[START]

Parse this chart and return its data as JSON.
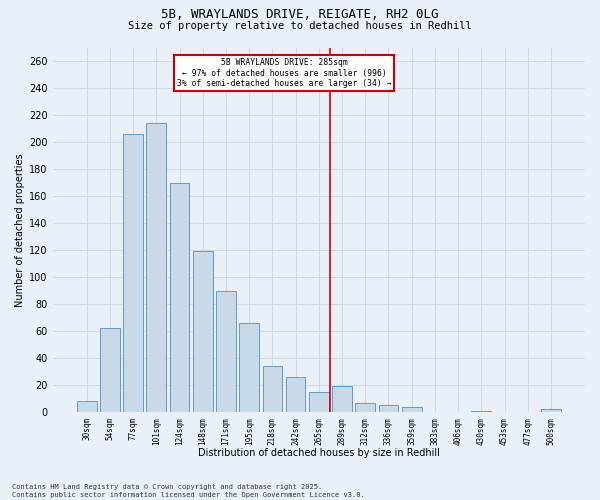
{
  "title_line1": "5B, WRAYLANDS DRIVE, REIGATE, RH2 0LG",
  "title_line2": "Size of property relative to detached houses in Redhill",
  "xlabel": "Distribution of detached houses by size in Redhill",
  "ylabel": "Number of detached properties",
  "bar_labels": [
    "30sqm",
    "54sqm",
    "77sqm",
    "101sqm",
    "124sqm",
    "148sqm",
    "171sqm",
    "195sqm",
    "218sqm",
    "242sqm",
    "265sqm",
    "289sqm",
    "312sqm",
    "336sqm",
    "359sqm",
    "383sqm",
    "406sqm",
    "430sqm",
    "453sqm",
    "477sqm",
    "500sqm"
  ],
  "bar_values": [
    8,
    62,
    206,
    214,
    170,
    119,
    90,
    66,
    34,
    26,
    15,
    19,
    7,
    5,
    4,
    0,
    0,
    1,
    0,
    0,
    2
  ],
  "bar_color": "#c9d9e8",
  "bar_edge_color": "#5b9bd5",
  "annotation_line1": "5B WRAYLANDS DRIVE: 285sqm",
  "annotation_line2": "← 97% of detached houses are smaller (996)",
  "annotation_line3": "3% of semi-detached houses are larger (34) →",
  "annotation_box_color": "#ffffff",
  "annotation_box_edge_color": "#cc0000",
  "vline_color": "#cc0000",
  "vline_x": 11.5,
  "ylim": [
    0,
    270
  ],
  "yticks": [
    0,
    20,
    40,
    60,
    80,
    100,
    120,
    140,
    160,
    180,
    200,
    220,
    240,
    260
  ],
  "grid_color": "#d0d8e4",
  "background_color": "#eaf0f8",
  "footer_line1": "Contains HM Land Registry data © Crown copyright and database right 2025.",
  "footer_line2": "Contains public sector information licensed under the Open Government Licence v3.0."
}
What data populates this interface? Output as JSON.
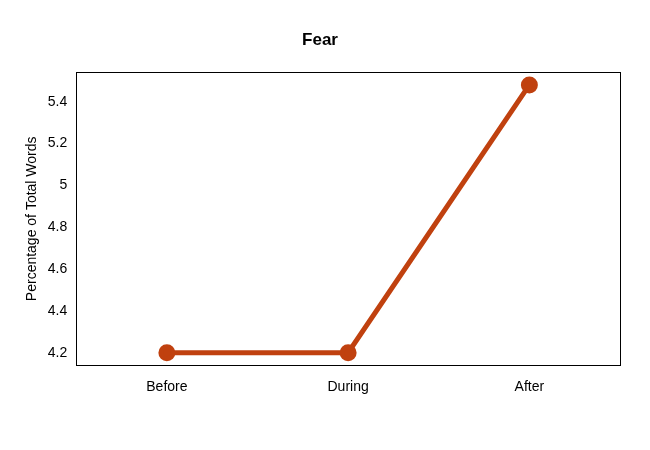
{
  "chart_data": {
    "type": "line",
    "title": "Fear",
    "y_label": "Percentage of Total Words",
    "categories": [
      "Before",
      "During",
      "After"
    ],
    "values": [
      4.2,
      4.2,
      5.48
    ],
    "color": "#c0410f",
    "marker": "circle",
    "ylim": [
      4.14,
      5.54
    ],
    "yticks": [
      4.2,
      4.4,
      4.6,
      4.8,
      5.0,
      5.2,
      5.4
    ],
    "grid": false
  }
}
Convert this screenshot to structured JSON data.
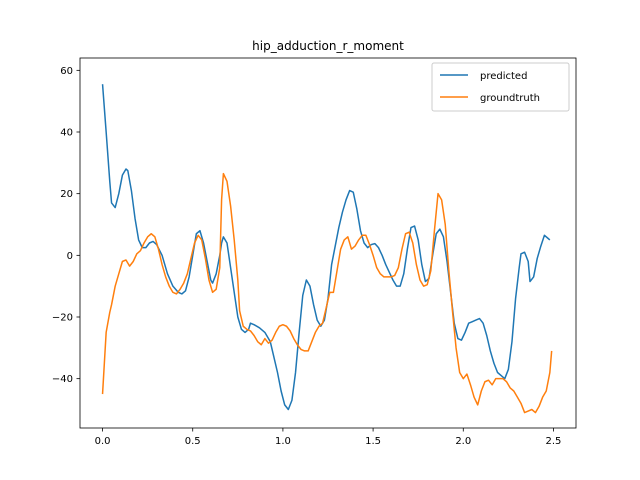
{
  "chart_data": {
    "type": "line",
    "title": "hip_adduction_r_moment",
    "xlabel": "",
    "ylabel": "",
    "xlim": [
      -0.125,
      2.625
    ],
    "ylim": [
      -56,
      64
    ],
    "x_ticks": [
      0.0,
      0.5,
      1.0,
      1.5,
      2.0,
      2.5
    ],
    "x_tick_labels": [
      "0.0",
      "0.5",
      "1.0",
      "1.5",
      "2.0",
      "2.5"
    ],
    "y_ticks": [
      -40,
      -20,
      0,
      20,
      40,
      60
    ],
    "y_tick_labels": [
      "−40",
      "−20",
      "0",
      "20",
      "40",
      "60"
    ],
    "grid": false,
    "legend_position": "top-right",
    "series": [
      {
        "name": "predicted",
        "color": "#1f77b4",
        "points": [
          [
            0.0,
            55.5
          ],
          [
            0.02,
            40
          ],
          [
            0.04,
            24
          ],
          [
            0.05,
            17
          ],
          [
            0.07,
            15.5
          ],
          [
            0.09,
            20
          ],
          [
            0.11,
            26
          ],
          [
            0.13,
            28
          ],
          [
            0.14,
            27.5
          ],
          [
            0.16,
            21
          ],
          [
            0.18,
            12
          ],
          [
            0.2,
            5
          ],
          [
            0.22,
            2.5
          ],
          [
            0.24,
            2.5
          ],
          [
            0.26,
            4
          ],
          [
            0.28,
            4.5
          ],
          [
            0.3,
            3.5
          ],
          [
            0.33,
            0
          ],
          [
            0.36,
            -6
          ],
          [
            0.39,
            -10
          ],
          [
            0.42,
            -12
          ],
          [
            0.44,
            -12.5
          ],
          [
            0.46,
            -11.5
          ],
          [
            0.48,
            -7
          ],
          [
            0.5,
            0
          ],
          [
            0.52,
            7
          ],
          [
            0.54,
            8
          ],
          [
            0.56,
            4
          ],
          [
            0.58,
            -2
          ],
          [
            0.6,
            -8
          ],
          [
            0.61,
            -9
          ],
          [
            0.63,
            -6
          ],
          [
            0.65,
            0
          ],
          [
            0.66,
            4
          ],
          [
            0.67,
            6
          ],
          [
            0.69,
            4
          ],
          [
            0.71,
            -4
          ],
          [
            0.73,
            -12
          ],
          [
            0.75,
            -20
          ],
          [
            0.77,
            -24
          ],
          [
            0.79,
            -25
          ],
          [
            0.81,
            -24
          ],
          [
            0.82,
            -22
          ],
          [
            0.84,
            -22.5
          ],
          [
            0.87,
            -23.5
          ],
          [
            0.9,
            -25
          ],
          [
            0.93,
            -28
          ],
          [
            0.95,
            -33
          ],
          [
            0.97,
            -38
          ],
          [
            0.99,
            -44
          ],
          [
            1.01,
            -48.5
          ],
          [
            1.03,
            -50
          ],
          [
            1.05,
            -47
          ],
          [
            1.07,
            -38
          ],
          [
            1.09,
            -25
          ],
          [
            1.11,
            -13
          ],
          [
            1.13,
            -8
          ],
          [
            1.15,
            -10
          ],
          [
            1.17,
            -16
          ],
          [
            1.19,
            -21
          ],
          [
            1.21,
            -23
          ],
          [
            1.23,
            -21
          ],
          [
            1.25,
            -14
          ],
          [
            1.27,
            -3
          ],
          [
            1.29,
            3
          ],
          [
            1.31,
            9
          ],
          [
            1.33,
            14
          ],
          [
            1.35,
            18
          ],
          [
            1.37,
            21
          ],
          [
            1.39,
            20.5
          ],
          [
            1.41,
            15
          ],
          [
            1.43,
            8
          ],
          [
            1.45,
            4
          ],
          [
            1.47,
            2.5
          ],
          [
            1.49,
            3.5
          ],
          [
            1.51,
            3.8
          ],
          [
            1.53,
            2.5
          ],
          [
            1.55,
            0
          ],
          [
            1.57,
            -3
          ],
          [
            1.59,
            -5.5
          ],
          [
            1.61,
            -8
          ],
          [
            1.63,
            -10
          ],
          [
            1.65,
            -10
          ],
          [
            1.67,
            -6
          ],
          [
            1.69,
            2
          ],
          [
            1.71,
            9
          ],
          [
            1.73,
            9.5
          ],
          [
            1.75,
            5
          ],
          [
            1.77,
            -3
          ],
          [
            1.79,
            -8.5
          ],
          [
            1.81,
            -7.5
          ],
          [
            1.83,
            0
          ],
          [
            1.85,
            7
          ],
          [
            1.87,
            8.5
          ],
          [
            1.89,
            6
          ],
          [
            1.91,
            -2
          ],
          [
            1.93,
            -12
          ],
          [
            1.95,
            -22
          ],
          [
            1.97,
            -27
          ],
          [
            1.99,
            -27.5
          ],
          [
            2.01,
            -25
          ],
          [
            2.03,
            -22
          ],
          [
            2.05,
            -21.5
          ],
          [
            2.07,
            -21
          ],
          [
            2.09,
            -20.5
          ],
          [
            2.11,
            -22
          ],
          [
            2.13,
            -26
          ],
          [
            2.15,
            -31
          ],
          [
            2.17,
            -35
          ],
          [
            2.19,
            -38
          ],
          [
            2.21,
            -39
          ],
          [
            2.23,
            -40
          ],
          [
            2.25,
            -37
          ],
          [
            2.27,
            -28
          ],
          [
            2.29,
            -14
          ],
          [
            2.31,
            -4
          ],
          [
            2.32,
            0.5
          ],
          [
            2.34,
            1
          ],
          [
            2.36,
            -2
          ],
          [
            2.37,
            -8.5
          ],
          [
            2.39,
            -7
          ],
          [
            2.41,
            -1
          ],
          [
            2.43,
            3
          ],
          [
            2.45,
            6.5
          ],
          [
            2.47,
            5.5
          ],
          [
            2.48,
            5
          ]
        ]
      },
      {
        "name": "groundtruth",
        "color": "#ff7f0e",
        "points": [
          [
            0.0,
            -45
          ],
          [
            0.01,
            -35
          ],
          [
            0.02,
            -25
          ],
          [
            0.04,
            -18.5
          ],
          [
            0.05,
            -16
          ],
          [
            0.07,
            -10
          ],
          [
            0.09,
            -6
          ],
          [
            0.11,
            -2
          ],
          [
            0.13,
            -1.5
          ],
          [
            0.15,
            -3.5
          ],
          [
            0.17,
            -2
          ],
          [
            0.19,
            0.5
          ],
          [
            0.21,
            1.5
          ],
          [
            0.23,
            4
          ],
          [
            0.25,
            6
          ],
          [
            0.27,
            7
          ],
          [
            0.29,
            6
          ],
          [
            0.31,
            2
          ],
          [
            0.33,
            -3
          ],
          [
            0.35,
            -7
          ],
          [
            0.37,
            -10
          ],
          [
            0.39,
            -12
          ],
          [
            0.41,
            -12.5
          ],
          [
            0.43,
            -11
          ],
          [
            0.45,
            -9
          ],
          [
            0.47,
            -6
          ],
          [
            0.49,
            -1
          ],
          [
            0.51,
            4
          ],
          [
            0.53,
            6.5
          ],
          [
            0.55,
            5
          ],
          [
            0.57,
            -1
          ],
          [
            0.59,
            -8
          ],
          [
            0.61,
            -12
          ],
          [
            0.63,
            -11
          ],
          [
            0.65,
            -4
          ],
          [
            0.66,
            18
          ],
          [
            0.67,
            26.5
          ],
          [
            0.69,
            24
          ],
          [
            0.71,
            16
          ],
          [
            0.73,
            5
          ],
          [
            0.75,
            -8
          ],
          [
            0.76,
            -18
          ],
          [
            0.78,
            -23
          ],
          [
            0.8,
            -24
          ],
          [
            0.82,
            -24.5
          ],
          [
            0.84,
            -26
          ],
          [
            0.86,
            -28
          ],
          [
            0.88,
            -29
          ],
          [
            0.9,
            -27
          ],
          [
            0.92,
            -28.5
          ],
          [
            0.94,
            -27.5
          ],
          [
            0.96,
            -25
          ],
          [
            0.98,
            -23
          ],
          [
            1.0,
            -22.5
          ],
          [
            1.02,
            -23
          ],
          [
            1.04,
            -24.5
          ],
          [
            1.06,
            -27
          ],
          [
            1.08,
            -29
          ],
          [
            1.1,
            -30.5
          ],
          [
            1.12,
            -31
          ],
          [
            1.14,
            -31
          ],
          [
            1.16,
            -28
          ],
          [
            1.18,
            -25
          ],
          [
            1.2,
            -23
          ],
          [
            1.22,
            -22
          ],
          [
            1.24,
            -17
          ],
          [
            1.26,
            -12
          ],
          [
            1.28,
            -12
          ],
          [
            1.3,
            -5
          ],
          [
            1.32,
            2
          ],
          [
            1.34,
            5
          ],
          [
            1.36,
            6
          ],
          [
            1.38,
            2
          ],
          [
            1.4,
            3
          ],
          [
            1.42,
            5
          ],
          [
            1.44,
            6.5
          ],
          [
            1.46,
            6.5
          ],
          [
            1.48,
            3.5
          ],
          [
            1.5,
            0
          ],
          [
            1.52,
            -4
          ],
          [
            1.54,
            -6
          ],
          [
            1.56,
            -7
          ],
          [
            1.58,
            -7
          ],
          [
            1.6,
            -7
          ],
          [
            1.62,
            -6.5
          ],
          [
            1.64,
            -4
          ],
          [
            1.66,
            2
          ],
          [
            1.68,
            7
          ],
          [
            1.7,
            7.5
          ],
          [
            1.72,
            4
          ],
          [
            1.74,
            -3
          ],
          [
            1.76,
            -8
          ],
          [
            1.78,
            -10
          ],
          [
            1.8,
            -9.5
          ],
          [
            1.82,
            -5
          ],
          [
            1.84,
            8
          ],
          [
            1.86,
            20
          ],
          [
            1.88,
            18
          ],
          [
            1.9,
            10
          ],
          [
            1.92,
            -5
          ],
          [
            1.94,
            -18
          ],
          [
            1.96,
            -30
          ],
          [
            1.98,
            -38
          ],
          [
            2.0,
            -40
          ],
          [
            2.02,
            -38.5
          ],
          [
            2.04,
            -42
          ],
          [
            2.06,
            -46
          ],
          [
            2.08,
            -48.5
          ],
          [
            2.1,
            -44
          ],
          [
            2.12,
            -41
          ],
          [
            2.14,
            -40.5
          ],
          [
            2.16,
            -42
          ],
          [
            2.18,
            -40
          ],
          [
            2.2,
            -40
          ],
          [
            2.22,
            -40
          ],
          [
            2.24,
            -41
          ],
          [
            2.26,
            -43
          ],
          [
            2.28,
            -44
          ],
          [
            2.3,
            -46
          ],
          [
            2.32,
            -48
          ],
          [
            2.34,
            -51
          ],
          [
            2.36,
            -50.5
          ],
          [
            2.38,
            -50
          ],
          [
            2.4,
            -51
          ],
          [
            2.42,
            -49
          ],
          [
            2.44,
            -46
          ],
          [
            2.46,
            -44
          ],
          [
            2.48,
            -38
          ],
          [
            2.49,
            -31
          ]
        ]
      }
    ]
  }
}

[END]

**What to produce:**
Extract each line from the entries above that contains the string "Redhill".

**Output below:**
  "title_line2": "Size of property relative to detached houses in Redhill",
  "xlabel": "Distribution of detached houses by size in Redhill",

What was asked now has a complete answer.